[Records from a data source]
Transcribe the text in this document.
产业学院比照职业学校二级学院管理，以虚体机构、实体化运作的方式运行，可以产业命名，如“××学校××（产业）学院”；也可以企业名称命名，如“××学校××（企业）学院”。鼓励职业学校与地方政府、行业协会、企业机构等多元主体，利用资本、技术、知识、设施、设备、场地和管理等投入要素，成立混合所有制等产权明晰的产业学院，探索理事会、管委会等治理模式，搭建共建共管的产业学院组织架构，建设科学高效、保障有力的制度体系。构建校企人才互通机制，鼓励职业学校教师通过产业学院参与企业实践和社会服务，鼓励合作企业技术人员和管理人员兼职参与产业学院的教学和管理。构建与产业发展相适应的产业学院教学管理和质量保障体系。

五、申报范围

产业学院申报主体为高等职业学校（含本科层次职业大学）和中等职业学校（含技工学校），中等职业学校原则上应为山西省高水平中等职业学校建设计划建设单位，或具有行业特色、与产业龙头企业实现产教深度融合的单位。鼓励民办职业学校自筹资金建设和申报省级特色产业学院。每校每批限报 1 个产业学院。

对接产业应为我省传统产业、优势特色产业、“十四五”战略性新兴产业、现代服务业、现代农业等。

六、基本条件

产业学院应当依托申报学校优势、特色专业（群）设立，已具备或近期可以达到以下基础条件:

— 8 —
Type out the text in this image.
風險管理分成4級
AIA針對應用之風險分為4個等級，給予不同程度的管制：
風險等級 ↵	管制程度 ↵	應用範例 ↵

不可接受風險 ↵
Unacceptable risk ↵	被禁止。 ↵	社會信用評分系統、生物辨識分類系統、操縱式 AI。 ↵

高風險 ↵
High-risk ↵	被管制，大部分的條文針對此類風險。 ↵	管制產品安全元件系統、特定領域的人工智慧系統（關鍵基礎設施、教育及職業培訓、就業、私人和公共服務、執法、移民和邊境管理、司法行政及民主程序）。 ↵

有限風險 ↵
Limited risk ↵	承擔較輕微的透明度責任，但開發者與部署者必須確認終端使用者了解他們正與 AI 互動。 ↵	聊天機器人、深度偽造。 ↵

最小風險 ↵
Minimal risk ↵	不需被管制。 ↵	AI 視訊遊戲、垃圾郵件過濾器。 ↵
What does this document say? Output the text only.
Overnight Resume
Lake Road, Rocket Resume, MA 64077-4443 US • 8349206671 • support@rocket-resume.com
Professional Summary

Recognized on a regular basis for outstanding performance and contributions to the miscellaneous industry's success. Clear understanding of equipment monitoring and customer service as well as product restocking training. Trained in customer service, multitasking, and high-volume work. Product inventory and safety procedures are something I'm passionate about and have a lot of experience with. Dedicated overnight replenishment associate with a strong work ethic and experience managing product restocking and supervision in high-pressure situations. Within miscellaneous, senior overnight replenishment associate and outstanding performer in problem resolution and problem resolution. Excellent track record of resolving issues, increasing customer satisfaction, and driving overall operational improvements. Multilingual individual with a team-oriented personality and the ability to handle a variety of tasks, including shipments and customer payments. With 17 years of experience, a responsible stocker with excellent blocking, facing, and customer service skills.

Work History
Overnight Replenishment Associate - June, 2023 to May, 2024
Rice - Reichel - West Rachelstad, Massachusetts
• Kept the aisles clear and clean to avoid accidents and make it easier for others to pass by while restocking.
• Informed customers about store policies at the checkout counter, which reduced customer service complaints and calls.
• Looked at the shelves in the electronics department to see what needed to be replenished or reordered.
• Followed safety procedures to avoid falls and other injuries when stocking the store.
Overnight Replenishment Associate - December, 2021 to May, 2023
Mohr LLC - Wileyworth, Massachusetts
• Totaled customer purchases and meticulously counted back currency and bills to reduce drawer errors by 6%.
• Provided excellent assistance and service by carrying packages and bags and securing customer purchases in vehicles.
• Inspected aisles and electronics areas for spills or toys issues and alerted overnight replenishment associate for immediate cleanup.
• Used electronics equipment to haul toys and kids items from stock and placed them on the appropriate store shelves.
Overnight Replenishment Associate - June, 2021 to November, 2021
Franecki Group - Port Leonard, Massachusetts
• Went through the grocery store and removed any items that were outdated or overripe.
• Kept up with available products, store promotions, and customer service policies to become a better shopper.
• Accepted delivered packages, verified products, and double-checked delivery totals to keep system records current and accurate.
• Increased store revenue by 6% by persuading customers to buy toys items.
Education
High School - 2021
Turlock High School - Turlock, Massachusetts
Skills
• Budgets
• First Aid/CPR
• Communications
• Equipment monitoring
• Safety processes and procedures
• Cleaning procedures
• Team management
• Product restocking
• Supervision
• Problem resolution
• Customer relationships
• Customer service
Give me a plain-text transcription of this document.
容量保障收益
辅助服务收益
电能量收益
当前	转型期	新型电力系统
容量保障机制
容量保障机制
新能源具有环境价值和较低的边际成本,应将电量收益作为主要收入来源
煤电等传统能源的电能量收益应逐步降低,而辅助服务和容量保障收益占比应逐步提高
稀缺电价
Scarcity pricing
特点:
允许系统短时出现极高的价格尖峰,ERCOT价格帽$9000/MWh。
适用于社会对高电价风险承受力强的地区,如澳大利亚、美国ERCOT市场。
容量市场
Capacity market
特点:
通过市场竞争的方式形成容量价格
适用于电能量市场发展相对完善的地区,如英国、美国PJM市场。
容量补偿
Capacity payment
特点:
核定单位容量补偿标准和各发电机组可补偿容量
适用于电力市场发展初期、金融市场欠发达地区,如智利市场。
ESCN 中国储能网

* [TASK INSTRUCTIONS] In the material above, find the lines that contain "toys" and show them.

* [COMPLETE ANSWER]
• Inspected aisles and electronics areas for spills or toys issues and alerted overnight replenishment associate for immediate cleanup.
• Used electronics equipment to haul toys and kids items from stock and placed them on the appropriate store shelves.
• Increased store revenue by 6% by persuading customers to buy toys items.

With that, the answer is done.